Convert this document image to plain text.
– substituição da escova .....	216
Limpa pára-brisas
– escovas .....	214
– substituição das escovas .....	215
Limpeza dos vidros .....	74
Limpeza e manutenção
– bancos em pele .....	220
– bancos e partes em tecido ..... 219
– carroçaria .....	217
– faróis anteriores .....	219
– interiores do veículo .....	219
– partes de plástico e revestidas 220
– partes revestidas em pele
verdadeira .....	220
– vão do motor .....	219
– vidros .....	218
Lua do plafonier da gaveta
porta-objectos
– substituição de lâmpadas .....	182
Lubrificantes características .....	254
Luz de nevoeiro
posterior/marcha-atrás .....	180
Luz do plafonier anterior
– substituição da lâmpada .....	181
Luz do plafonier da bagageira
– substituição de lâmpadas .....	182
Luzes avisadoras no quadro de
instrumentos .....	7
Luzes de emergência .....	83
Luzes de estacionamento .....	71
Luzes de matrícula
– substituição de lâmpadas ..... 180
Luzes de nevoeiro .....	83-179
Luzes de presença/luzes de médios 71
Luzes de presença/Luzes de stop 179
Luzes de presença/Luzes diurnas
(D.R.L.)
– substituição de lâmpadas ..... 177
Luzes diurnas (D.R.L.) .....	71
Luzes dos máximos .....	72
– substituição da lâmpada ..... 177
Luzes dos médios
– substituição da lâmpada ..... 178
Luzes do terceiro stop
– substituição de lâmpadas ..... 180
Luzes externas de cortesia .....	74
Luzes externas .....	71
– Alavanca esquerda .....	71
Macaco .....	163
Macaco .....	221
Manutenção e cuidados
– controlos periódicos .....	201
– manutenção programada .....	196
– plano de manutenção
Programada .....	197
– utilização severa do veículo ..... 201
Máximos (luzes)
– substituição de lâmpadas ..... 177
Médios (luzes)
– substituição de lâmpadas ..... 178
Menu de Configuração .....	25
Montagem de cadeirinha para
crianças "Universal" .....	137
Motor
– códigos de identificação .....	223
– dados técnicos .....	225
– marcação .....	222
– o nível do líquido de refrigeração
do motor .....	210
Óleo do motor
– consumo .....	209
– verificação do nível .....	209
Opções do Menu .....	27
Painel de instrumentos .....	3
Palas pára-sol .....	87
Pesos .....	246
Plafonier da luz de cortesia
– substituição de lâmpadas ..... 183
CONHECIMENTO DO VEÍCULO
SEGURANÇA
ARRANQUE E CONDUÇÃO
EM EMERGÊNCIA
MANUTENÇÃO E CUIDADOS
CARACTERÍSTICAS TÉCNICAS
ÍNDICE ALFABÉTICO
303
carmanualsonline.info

-*-*-

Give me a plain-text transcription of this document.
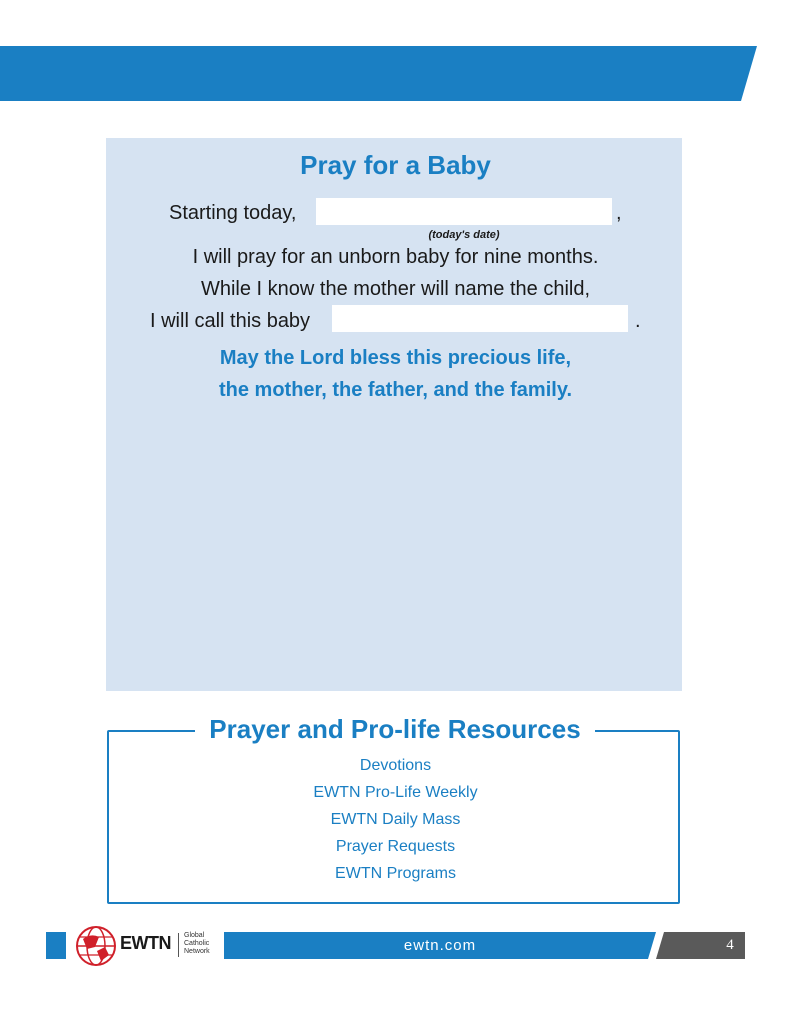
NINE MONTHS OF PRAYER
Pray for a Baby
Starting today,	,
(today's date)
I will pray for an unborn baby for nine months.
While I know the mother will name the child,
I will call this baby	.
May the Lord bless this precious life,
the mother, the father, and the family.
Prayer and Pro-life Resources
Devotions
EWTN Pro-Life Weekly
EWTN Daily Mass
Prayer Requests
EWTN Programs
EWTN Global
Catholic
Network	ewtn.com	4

-*-*-

Say how many lines of the data hold the string "diurnas". Reply with the number alone.

2